Find the word "министерства" in the listing; pull out each line holding it.
** Start of Source data **
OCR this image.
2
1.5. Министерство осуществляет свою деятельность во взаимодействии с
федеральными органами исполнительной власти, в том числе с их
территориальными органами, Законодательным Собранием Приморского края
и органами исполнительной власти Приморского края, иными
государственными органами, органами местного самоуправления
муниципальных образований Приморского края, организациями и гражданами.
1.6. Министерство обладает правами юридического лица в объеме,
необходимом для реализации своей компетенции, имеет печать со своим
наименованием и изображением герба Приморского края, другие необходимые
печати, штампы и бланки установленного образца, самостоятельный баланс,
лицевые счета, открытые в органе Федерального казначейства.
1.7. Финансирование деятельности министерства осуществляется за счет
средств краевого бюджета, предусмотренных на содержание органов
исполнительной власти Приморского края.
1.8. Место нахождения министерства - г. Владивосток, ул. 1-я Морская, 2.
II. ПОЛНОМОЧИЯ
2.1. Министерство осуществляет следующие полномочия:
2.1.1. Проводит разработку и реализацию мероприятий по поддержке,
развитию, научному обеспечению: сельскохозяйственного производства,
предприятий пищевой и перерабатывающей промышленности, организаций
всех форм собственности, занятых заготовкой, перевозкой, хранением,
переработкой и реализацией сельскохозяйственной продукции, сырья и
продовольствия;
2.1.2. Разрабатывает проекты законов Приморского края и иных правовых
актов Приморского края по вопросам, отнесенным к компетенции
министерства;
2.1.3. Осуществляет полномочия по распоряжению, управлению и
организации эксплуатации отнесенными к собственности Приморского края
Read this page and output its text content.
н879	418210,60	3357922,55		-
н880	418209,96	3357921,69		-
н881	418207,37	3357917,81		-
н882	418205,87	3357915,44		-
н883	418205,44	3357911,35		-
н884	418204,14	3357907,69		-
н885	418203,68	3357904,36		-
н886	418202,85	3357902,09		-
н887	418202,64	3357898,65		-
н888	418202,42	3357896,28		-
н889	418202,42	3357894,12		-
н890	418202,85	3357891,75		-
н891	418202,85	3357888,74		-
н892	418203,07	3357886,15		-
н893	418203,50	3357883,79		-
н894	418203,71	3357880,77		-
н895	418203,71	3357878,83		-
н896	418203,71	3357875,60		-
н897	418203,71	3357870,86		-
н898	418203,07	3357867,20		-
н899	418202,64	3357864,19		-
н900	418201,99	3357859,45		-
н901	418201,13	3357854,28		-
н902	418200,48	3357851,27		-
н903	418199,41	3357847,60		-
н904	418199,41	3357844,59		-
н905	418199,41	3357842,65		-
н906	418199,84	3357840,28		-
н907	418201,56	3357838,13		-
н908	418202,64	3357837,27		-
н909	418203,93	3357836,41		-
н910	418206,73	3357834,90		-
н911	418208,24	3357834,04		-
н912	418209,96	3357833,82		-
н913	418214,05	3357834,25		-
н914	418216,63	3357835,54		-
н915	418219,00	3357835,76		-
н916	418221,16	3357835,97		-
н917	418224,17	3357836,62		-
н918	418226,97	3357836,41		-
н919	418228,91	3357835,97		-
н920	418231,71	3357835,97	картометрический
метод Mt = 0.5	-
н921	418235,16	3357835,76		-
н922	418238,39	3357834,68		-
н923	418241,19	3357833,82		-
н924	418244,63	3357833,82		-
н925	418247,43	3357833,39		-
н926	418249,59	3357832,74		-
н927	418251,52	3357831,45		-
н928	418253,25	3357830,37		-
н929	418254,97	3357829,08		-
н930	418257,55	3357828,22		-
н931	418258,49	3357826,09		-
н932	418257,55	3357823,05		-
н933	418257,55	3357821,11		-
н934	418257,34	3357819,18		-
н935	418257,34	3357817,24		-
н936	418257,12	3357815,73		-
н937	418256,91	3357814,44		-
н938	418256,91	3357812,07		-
** End of Source data **
# Expected output
1.7. Финансирование деятельности министерства осуществляется за счет
1.8. Место нахождения министерства - г. Владивосток, ул. 1-я Морская, 2.
министерства;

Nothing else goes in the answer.